**Data records**
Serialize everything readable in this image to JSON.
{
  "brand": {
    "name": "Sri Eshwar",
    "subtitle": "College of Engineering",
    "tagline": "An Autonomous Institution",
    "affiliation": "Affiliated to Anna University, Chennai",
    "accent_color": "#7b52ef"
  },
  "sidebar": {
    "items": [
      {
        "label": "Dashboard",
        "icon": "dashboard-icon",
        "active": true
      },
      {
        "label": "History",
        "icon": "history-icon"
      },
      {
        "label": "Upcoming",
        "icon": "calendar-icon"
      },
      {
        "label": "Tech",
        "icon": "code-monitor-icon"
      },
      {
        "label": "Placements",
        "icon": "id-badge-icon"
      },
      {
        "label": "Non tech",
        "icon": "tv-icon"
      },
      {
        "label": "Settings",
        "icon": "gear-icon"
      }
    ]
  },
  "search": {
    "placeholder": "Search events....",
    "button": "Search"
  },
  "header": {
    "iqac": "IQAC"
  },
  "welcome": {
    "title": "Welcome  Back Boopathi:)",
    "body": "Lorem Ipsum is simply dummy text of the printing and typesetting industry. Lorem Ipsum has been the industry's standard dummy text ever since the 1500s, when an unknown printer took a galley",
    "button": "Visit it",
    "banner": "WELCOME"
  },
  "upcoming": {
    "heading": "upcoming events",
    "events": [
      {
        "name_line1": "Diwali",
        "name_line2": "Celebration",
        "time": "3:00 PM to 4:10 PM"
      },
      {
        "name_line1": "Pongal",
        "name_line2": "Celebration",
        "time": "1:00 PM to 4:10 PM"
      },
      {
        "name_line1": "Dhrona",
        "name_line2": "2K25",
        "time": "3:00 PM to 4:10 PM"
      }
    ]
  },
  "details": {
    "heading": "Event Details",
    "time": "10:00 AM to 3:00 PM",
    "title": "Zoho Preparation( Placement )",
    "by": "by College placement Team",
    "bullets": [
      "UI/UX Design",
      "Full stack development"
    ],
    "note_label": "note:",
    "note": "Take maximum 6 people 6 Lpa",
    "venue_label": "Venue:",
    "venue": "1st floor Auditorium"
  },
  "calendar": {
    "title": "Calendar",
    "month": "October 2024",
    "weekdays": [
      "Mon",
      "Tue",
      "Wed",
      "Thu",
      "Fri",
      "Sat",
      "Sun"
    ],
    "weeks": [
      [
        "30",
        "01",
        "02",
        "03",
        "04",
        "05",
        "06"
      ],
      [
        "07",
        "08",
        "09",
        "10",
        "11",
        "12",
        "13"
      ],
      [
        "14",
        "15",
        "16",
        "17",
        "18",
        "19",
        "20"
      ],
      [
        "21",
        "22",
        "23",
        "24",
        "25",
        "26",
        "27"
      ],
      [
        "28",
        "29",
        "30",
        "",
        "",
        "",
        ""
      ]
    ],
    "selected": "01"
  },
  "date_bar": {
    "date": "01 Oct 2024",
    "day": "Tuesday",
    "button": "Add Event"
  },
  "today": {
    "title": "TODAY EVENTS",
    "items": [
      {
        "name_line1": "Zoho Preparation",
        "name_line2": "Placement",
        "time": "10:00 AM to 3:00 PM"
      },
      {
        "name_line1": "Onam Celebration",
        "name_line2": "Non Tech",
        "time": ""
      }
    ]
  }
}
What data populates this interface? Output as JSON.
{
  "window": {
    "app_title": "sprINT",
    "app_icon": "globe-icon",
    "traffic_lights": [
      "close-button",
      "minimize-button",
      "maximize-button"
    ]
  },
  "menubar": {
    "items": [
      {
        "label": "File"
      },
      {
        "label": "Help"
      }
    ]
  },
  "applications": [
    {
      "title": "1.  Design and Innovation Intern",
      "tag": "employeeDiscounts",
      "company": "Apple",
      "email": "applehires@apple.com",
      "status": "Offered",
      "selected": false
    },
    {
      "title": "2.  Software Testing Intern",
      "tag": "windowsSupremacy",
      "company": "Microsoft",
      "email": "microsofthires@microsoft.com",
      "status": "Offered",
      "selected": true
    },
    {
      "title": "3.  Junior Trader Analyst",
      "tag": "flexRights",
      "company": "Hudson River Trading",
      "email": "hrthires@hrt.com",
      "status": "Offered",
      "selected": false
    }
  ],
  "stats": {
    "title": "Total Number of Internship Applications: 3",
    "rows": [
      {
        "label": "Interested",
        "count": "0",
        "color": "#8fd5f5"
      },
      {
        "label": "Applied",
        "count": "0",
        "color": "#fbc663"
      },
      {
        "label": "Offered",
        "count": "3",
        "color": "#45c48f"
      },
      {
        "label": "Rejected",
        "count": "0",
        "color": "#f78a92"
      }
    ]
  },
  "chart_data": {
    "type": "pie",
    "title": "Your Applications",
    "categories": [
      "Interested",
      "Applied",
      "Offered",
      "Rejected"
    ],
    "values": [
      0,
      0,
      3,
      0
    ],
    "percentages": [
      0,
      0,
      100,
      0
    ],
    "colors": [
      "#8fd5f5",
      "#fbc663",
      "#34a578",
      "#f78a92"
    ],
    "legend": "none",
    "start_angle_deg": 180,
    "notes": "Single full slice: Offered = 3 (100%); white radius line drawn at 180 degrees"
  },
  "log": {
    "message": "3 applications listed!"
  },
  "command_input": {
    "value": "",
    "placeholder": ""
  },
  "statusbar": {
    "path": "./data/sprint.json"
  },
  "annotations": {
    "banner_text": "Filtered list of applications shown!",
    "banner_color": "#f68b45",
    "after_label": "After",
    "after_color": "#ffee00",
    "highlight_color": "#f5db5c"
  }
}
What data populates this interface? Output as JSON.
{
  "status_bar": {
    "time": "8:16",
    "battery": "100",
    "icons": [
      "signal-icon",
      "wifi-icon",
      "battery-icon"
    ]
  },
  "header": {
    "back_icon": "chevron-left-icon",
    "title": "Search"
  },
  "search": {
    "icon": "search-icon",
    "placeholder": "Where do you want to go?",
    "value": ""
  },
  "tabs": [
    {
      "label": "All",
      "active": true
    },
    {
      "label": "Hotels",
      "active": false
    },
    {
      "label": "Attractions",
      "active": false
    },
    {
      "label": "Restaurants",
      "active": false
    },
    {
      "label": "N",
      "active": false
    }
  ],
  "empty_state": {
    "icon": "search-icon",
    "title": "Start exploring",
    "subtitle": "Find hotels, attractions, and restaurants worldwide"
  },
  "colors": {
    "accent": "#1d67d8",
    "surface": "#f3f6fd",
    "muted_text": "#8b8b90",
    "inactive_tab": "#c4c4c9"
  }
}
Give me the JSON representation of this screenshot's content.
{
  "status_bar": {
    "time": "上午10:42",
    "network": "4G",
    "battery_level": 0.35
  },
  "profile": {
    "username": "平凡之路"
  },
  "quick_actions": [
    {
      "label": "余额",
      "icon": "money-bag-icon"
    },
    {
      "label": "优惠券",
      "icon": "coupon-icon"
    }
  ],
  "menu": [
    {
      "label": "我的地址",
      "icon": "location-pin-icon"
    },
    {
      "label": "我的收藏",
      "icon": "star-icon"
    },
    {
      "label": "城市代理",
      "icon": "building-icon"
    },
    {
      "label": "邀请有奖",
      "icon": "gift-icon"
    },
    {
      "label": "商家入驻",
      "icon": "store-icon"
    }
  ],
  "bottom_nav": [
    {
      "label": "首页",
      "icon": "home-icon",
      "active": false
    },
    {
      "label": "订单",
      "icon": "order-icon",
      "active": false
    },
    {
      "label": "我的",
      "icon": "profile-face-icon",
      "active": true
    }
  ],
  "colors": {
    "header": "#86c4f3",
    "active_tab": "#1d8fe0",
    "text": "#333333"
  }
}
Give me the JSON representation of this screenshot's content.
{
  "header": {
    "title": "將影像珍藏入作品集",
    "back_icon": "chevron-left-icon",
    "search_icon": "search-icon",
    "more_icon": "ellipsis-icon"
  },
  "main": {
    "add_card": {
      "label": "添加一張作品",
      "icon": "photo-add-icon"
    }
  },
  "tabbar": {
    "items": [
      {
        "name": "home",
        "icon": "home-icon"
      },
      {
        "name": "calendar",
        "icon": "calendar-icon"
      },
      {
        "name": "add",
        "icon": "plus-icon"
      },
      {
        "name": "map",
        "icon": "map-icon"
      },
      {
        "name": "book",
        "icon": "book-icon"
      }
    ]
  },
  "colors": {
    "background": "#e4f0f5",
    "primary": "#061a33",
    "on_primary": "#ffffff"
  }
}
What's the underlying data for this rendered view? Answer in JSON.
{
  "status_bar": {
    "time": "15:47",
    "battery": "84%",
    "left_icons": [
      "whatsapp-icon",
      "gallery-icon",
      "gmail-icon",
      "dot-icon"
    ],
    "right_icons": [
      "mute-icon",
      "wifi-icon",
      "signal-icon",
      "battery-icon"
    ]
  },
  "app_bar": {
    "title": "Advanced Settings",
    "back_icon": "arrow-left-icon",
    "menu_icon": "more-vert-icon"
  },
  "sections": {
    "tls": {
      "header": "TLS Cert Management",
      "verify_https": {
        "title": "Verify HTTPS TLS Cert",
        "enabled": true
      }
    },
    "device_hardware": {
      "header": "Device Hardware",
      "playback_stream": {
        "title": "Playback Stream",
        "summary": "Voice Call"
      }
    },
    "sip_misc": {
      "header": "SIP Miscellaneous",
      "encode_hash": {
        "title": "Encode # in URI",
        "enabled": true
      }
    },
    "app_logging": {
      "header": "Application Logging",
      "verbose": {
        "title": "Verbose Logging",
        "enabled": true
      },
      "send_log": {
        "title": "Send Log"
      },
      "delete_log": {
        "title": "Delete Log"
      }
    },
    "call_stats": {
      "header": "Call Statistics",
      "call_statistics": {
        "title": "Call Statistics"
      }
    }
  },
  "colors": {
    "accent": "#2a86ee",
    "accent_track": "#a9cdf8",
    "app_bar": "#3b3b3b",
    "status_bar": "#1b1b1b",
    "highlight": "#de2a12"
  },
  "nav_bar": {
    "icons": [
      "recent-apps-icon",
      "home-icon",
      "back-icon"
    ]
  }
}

**What is expected**
Collect every line from the records above that contains the word "Cert".

**Solved exercise**
      "header": "TLS Cert Management",
        "title": "Verify HTTPS TLS Cert",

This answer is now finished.